== STORED DATA ==
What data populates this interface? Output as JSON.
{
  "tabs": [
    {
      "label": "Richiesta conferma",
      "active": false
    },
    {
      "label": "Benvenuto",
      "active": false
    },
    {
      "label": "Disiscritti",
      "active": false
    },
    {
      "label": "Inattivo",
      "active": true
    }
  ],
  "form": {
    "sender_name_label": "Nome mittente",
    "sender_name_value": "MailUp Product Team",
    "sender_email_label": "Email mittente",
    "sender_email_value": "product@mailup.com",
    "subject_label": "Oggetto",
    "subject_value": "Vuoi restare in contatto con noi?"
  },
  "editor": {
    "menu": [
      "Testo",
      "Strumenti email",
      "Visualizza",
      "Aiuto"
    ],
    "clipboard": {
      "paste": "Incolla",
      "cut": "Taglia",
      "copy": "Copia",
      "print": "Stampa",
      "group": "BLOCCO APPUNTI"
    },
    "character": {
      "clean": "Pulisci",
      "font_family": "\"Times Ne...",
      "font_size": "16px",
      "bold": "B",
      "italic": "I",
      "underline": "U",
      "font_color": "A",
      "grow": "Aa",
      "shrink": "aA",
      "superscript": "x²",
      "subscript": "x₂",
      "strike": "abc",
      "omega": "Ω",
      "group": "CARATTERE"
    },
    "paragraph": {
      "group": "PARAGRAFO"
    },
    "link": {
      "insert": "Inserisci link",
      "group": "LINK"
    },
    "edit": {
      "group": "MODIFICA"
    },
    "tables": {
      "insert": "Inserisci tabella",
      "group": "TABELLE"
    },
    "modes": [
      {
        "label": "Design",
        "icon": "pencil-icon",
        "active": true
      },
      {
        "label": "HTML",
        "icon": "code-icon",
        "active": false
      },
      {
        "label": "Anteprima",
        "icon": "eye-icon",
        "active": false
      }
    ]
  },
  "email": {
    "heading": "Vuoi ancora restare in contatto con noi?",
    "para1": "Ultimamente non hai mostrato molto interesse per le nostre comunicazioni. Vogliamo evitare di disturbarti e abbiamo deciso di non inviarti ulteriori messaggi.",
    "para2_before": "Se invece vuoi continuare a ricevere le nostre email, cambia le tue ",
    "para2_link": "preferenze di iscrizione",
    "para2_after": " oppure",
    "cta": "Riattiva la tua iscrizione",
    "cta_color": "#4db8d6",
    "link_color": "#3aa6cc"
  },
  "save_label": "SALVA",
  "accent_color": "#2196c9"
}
===
Repeat all of the records above exactly as they appear.

What data populates this interface? Output as JSON.
{
  "tabs": [
    {
      "label": "Richiesta conferma",
      "active": false
    },
    {
      "label": "Benvenuto",
      "active": false
    },
    {
      "label": "Disiscritti",
      "active": false
    },
    {
      "label": "Inattivo",
      "active": true
    }
  ],
  "form": {
    "sender_name_label": "Nome mittente",
    "sender_name_value": "MailUp Product Team",
    "sender_email_label": "Email mittente",
    "sender_email_value": "product@mailup.com",
    "subject_label": "Oggetto",
    "subject_value": "Vuoi restare in contatto con noi?"
  },
  "editor": {
    "menu": [
      "Testo",
      "Strumenti email",
      "Visualizza",
      "Aiuto"
    ],
    "clipboard": {
      "paste": "Incolla",
      "cut": "Taglia",
      "copy": "Copia",
      "print": "Stampa",
      "group": "BLOCCO APPUNTI"
    },
    "character": {
      "clean": "Pulisci",
      "font_family": "\"Times Ne...",
      "font_size": "16px",
      "bold": "B",
      "italic": "I",
      "underline": "U",
      "font_color": "A",
      "grow": "Aa",
      "shrink": "aA",
      "superscript": "x²",
      "subscript": "x₂",
      "strike": "abc",
      "omega": "Ω",
      "group": "CARATTERE"
    },
    "paragraph": {
      "group": "PARAGRAFO"
    },
    "link": {
      "insert": "Inserisci link",
      "group": "LINK"
    },
    "edit": {
      "group": "MODIFICA"
    },
    "tables": {
      "insert": "Inserisci tabella",
      "group": "TABELLE"
    },
    "modes": [
      {
        "label": "Design",
        "icon": "pencil-icon",
        "active": true
      },
      {
        "label": "HTML",
        "icon": "code-icon",
        "active": false
      },
      {
        "label": "Anteprima",
        "icon": "eye-icon",
        "active": false
      }
    ]
  },
  "email": {
    "heading": "Vuoi ancora restare in contatto con noi?",
    "para1": "Ultimamente non hai mostrato molto interesse per le nostre comunicazioni. Vogliamo evitare di disturbarti e abbiamo deciso di non inviarti ulteriori messaggi.",
    "para2_before": "Se invece vuoi continuare a ricevere le nostre email, cambia le tue ",
    "para2_link": "preferenze di iscrizione",
    "para2_after": " oppure",
    "cta": "Riattiva la tua iscrizione",
    "cta_color": "#4db8d6",
    "link_color": "#3aa6cc"
  },
  "save_label": "SALVA",
  "accent_color": "#2196c9"
}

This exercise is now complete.